Your goal: Lines containing the string "frac" are to be collected in full.
--- --- ---
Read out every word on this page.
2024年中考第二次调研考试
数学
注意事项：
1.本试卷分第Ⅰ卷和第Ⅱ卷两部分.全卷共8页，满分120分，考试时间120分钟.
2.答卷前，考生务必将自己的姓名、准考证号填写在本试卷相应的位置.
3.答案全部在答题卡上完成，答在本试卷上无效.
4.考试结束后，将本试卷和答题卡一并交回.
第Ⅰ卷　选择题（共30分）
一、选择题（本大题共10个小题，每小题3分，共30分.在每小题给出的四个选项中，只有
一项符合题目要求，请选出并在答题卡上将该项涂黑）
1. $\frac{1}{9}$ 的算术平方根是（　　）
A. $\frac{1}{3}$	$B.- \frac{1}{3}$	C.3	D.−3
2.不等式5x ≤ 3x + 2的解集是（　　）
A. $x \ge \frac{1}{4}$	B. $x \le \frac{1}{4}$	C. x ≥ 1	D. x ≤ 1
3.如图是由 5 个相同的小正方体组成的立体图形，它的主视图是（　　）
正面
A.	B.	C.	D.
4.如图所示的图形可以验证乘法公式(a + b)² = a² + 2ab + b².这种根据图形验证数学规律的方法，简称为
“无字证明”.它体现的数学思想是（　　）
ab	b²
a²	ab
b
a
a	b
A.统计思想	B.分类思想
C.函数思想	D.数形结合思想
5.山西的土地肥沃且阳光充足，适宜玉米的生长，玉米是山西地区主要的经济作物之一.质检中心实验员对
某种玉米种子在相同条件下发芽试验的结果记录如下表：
--- --- ---
Output of the exercise:
1. $\frac{1}{9}$ 的算术平方根是（　　）
A. $\frac{1}{3}$	$B.- \frac{1}{3}$	C.3	D.−3
A. $x \ge \frac{1}{4}$	B. $x \le \frac{1}{4}$	C. x ≥ 1	D. x ≤ 1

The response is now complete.